GIVEN RECORDS:
>> begin
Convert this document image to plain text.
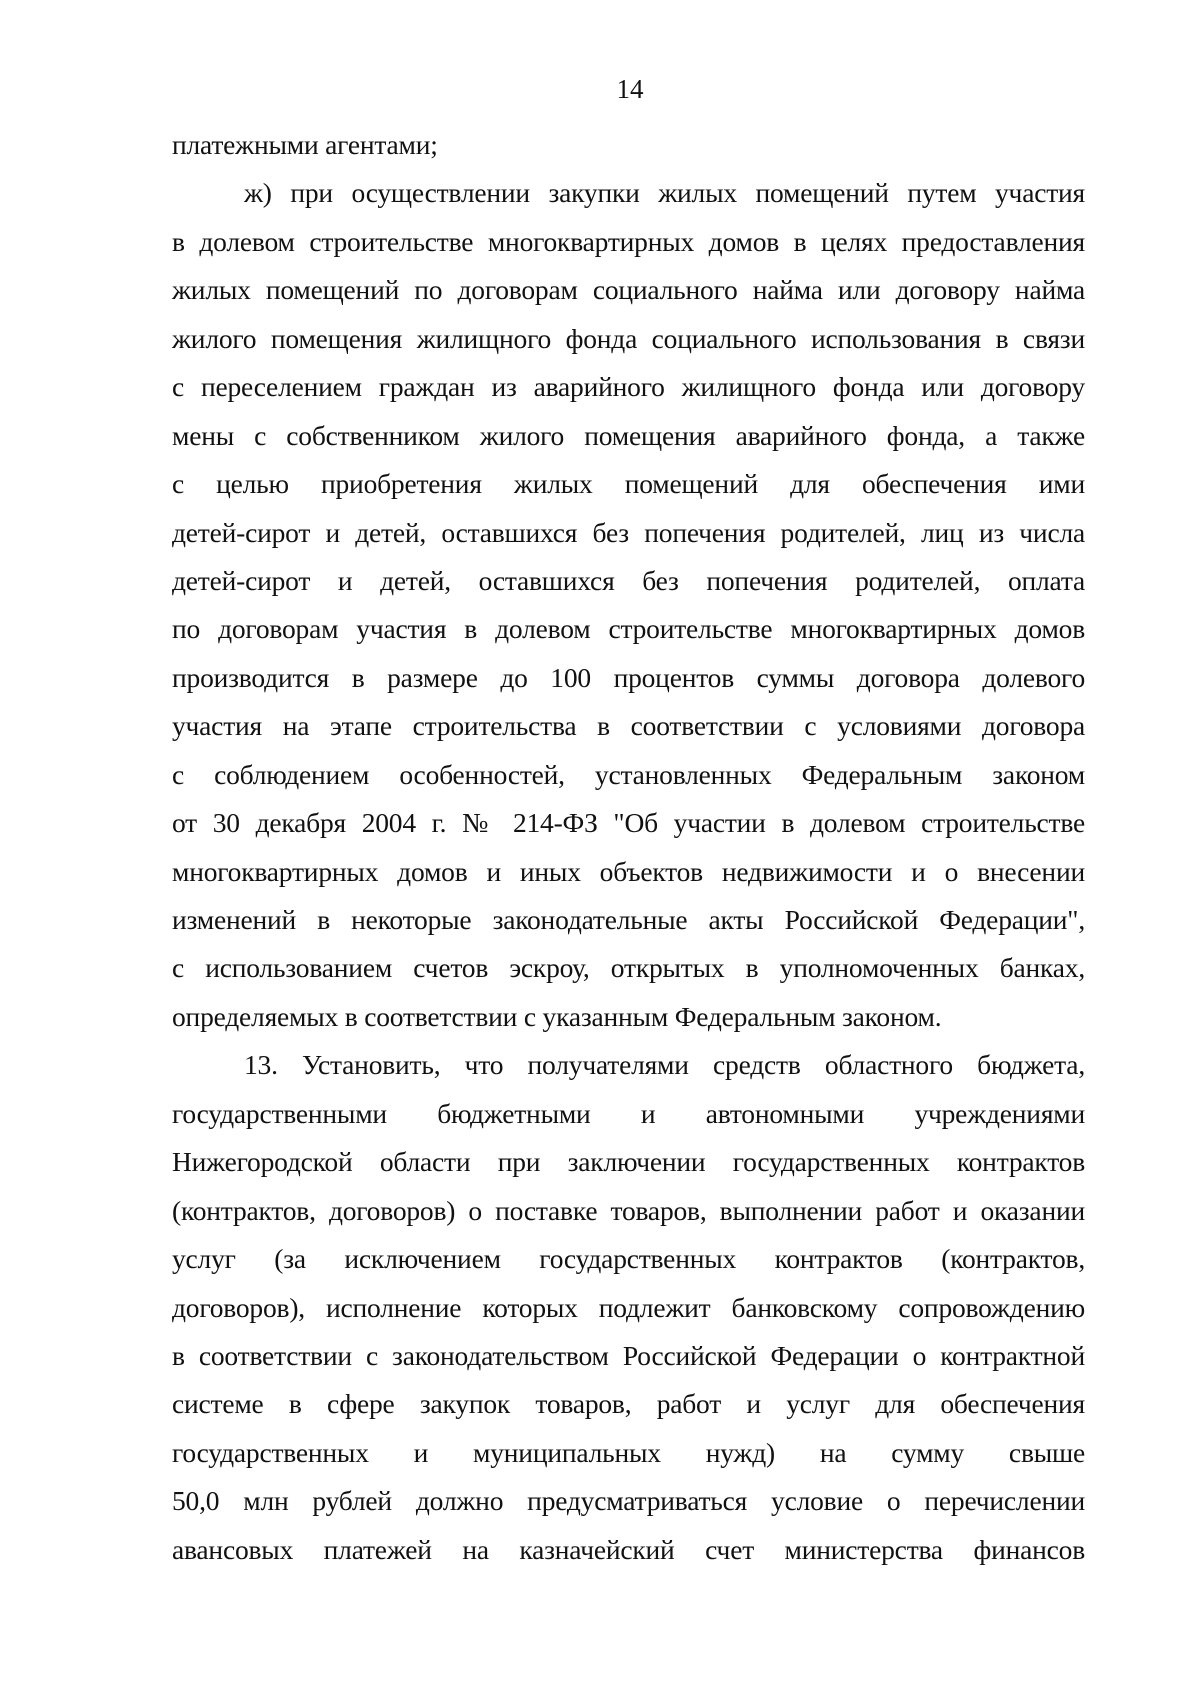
14
платежными агентами;
ж) при осуществлении закупки жилых помещений путем участия
в долевом строительстве многоквартирных домов в целях предоставления
жилых помещений по договорам социального найма или договору найма
жилого помещения жилищного фонда социального использования в связи
с переселением граждан из аварийного жилищного фонда или договору
мены с собственником жилого помещения аварийного фонда, а также
с целью приобретения жилых помещений для обеспечения ими
детей-сирот и детей, оставшихся без попечения родителей, лиц из числа
детей-сирот и детей, оставшихся без попечения родителей, оплата
по договорам участия в долевом строительстве многоквартирных домов
производится в размере до 100 процентов суммы договора долевого
участия на этапе строительства в соответствии с условиями договора
с соблюдением особенностей, установленных Федеральным законом
от 30 декабря 2004 г. № 214-ФЗ "Об участии в долевом строительстве
многоквартирных домов и иных объектов недвижимости и о внесении
изменений в некоторые законодательные акты Российской Федерации",
с использованием счетов эскроу, открытых в уполномоченных банках,
определяемых в соответствии с указанным Федеральным законом.
13. Установить, что получателями средств областного бюджета,
государственными бюджетными и автономными учреждениями
Нижегородской области при заключении государственных контрактов
(контрактов, договоров) о поставке товаров, выполнении работ и оказании
услуг (за исключением государственных контрактов (контрактов,
договоров), исполнение которых подлежит банковскому сопровождению
в соответствии с законодательством Российской Федерации о контрактной
системе в сфере закупок товаров, работ и услуг для обеспечения
государственных и муниципальных нужд) на сумму свыше
50,0 млн рублей должно предусматриваться условие о перечислении
авансовых платежей на казначейский счет министерства финансов
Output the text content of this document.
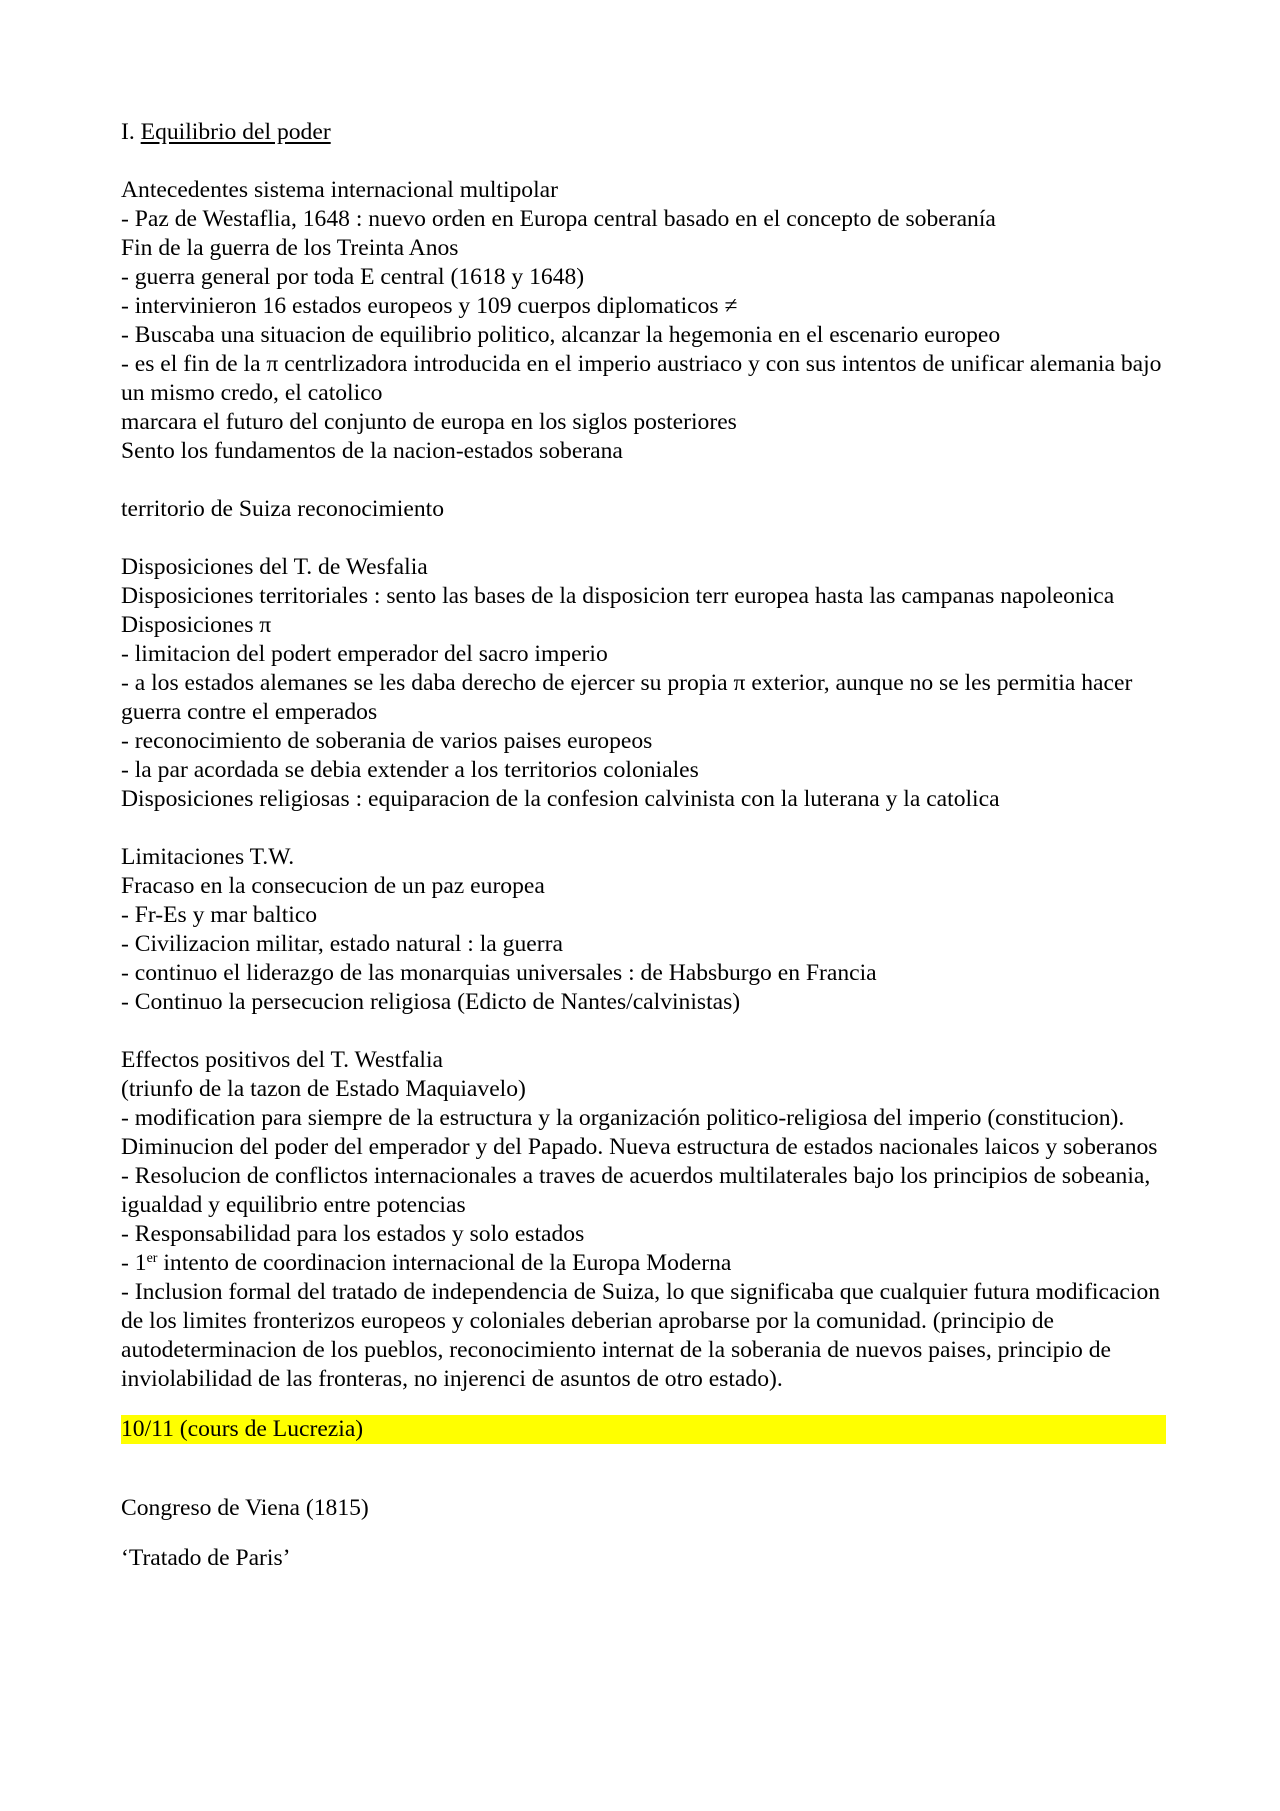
I. Equilibrio del poder
Antecedentes sistema internacional multipolar
- Paz de Westaflia, 1648 : nuevo orden en Europa central basado en el concepto de soberanía
Fin de la guerra de los Treinta Anos
- guerra general por toda E central (1618 y 1648)
- intervinieron 16 estados europeos y 109 cuerpos diplomaticos ≠
- Buscaba una situacion de equilibrio politico, alcanzar la hegemonia en el escenario europeo
- es el fin de la π centrlizadora introducida en el imperio austriaco y con sus intentos de unificar alemania bajo un mismo credo, el catolico
marcara el futuro del conjunto de europa en los siglos posteriores
Sento los fundamentos de la nacion-estados soberana
territorio de Suiza reconocimiento
Disposiciones del T. de Wesfalia
Disposiciones territoriales : sento las bases de la disposicion terr europea hasta las campanas napoleonica
Disposiciones π
- limitacion del podert emperador del sacro imperio
- a los estados alemanes se les daba derecho de ejercer su propia π exterior, aunque no se les permitia hacer guerra contre el emperados
- reconocimiento de soberania de varios paises europeos
- la par acordada se debia extender a los territorios coloniales
Disposiciones religiosas : equiparacion de la confesion calvinista con la luterana y la catolica
Limitaciones T.W.
Fracaso en la consecucion de un paz europea
- Fr-Es y mar baltico
- Civilizacion militar, estado natural : la guerra
- continuo el liderazgo de las monarquias universales : de Habsburgo en Francia
- Continuo la persecucion religiosa (Edicto de Nantes/calvinistas)
Effectos positivos del T. Westfalia
(triunfo de la tazon de Estado Maquiavelo)
- modification para siempre de la estructura y la organización politico-religiosa del imperio (constitucion). Diminucion del poder del emperador y del Papado. Nueva estructura de estados nacionales laicos y soberanos
- Resolucion de conflictos internacionales a traves de acuerdos multilaterales bajo los principios de sobeania, igualdad y equilibrio entre potencias
- Responsabilidad para los estados y solo estados
- 1er intento de coordinacion internacional de la Europa Moderna
- Inclusion formal del tratado de independencia de Suiza, lo que significaba que cualquier futura modificacion de los limites fronterizos europeos y coloniales deberian aprobarse por la comunidad. (principio de autodeterminacion de los pueblos, reconocimiento internat de la soberania de nuevos paises, principio de inviolabilidad de las fronteras, no injerenci de asuntos de otro estado).
10/11 (cours de Lucrezia)
Congreso de Viena (1815)
‘Tratado de Paris’
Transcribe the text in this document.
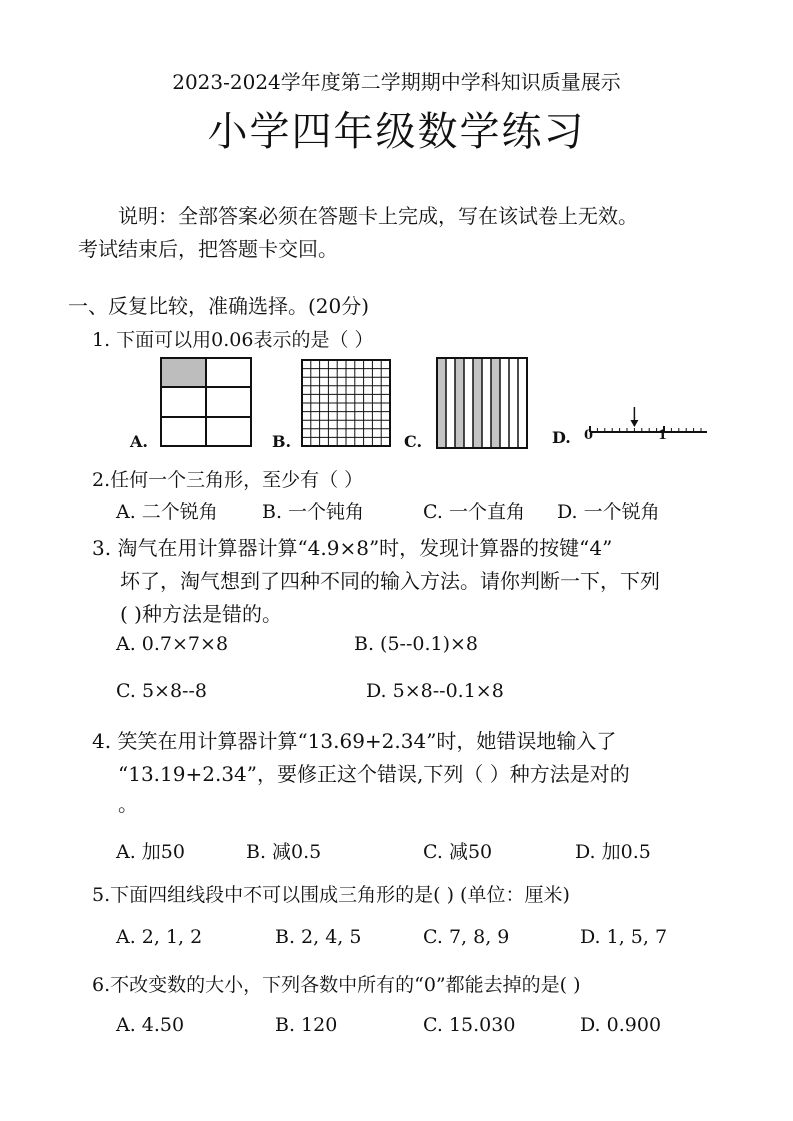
2023-2024学年度第二学期期中学科知识质量展示
小学四年级数学练习
说明：全部答案必须在答题卡上完成，写在该试卷上无效。
考试结束后，把答题卡交回。
一、反复比较，准确选择。(20分)
1. 下面可以用0.06表示的是（ ）
A.	B.	C.	D. 0	1
2.任何一个三角形，至少有（ ）
A. 二个锐角 B. 一个钝角	C. 一个直角 D. 一个锐角
3. 淘气在用计算器计算“4.9×8”时，发现计算器的按键“4”
坏了，淘气想到了四种不同的输入方法。请你判断一下，下列
( )种方法是错的。
A. 0.7×7×8	B. (5--0.1)×8
C. 5×8--8	D. 5×8--0.1×8
4. 笑笑在用计算器计算“13.69+2.34”时，她错误地输入了
“13.19+2.34”，要修正这个错误,下列（ ）种方法是对的
。
A. 加50	B. 减0.5	C. 减50	D. 加0.5
5.下面四组线段中不可以围成三角形的是( ) (单位：厘米)
A. 2, 1, 2	B. 2, 4, 5	C. 7, 8, 9	D. 1, 5, 7
6.不改变数的大小，下列各数中所有的“0”都能去掉的是( )
A. 4.50	B. 120	C. 15.030	D. 0.900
>> end
SHORT PROBLEM:
From the records above, pull out every line containing the word "жилищного".

SOLUTION FOR THIS TASK:
жилого помещения жилищного фонда социального использования в связи
с переселением граждан из аварийного жилищного фонда или договору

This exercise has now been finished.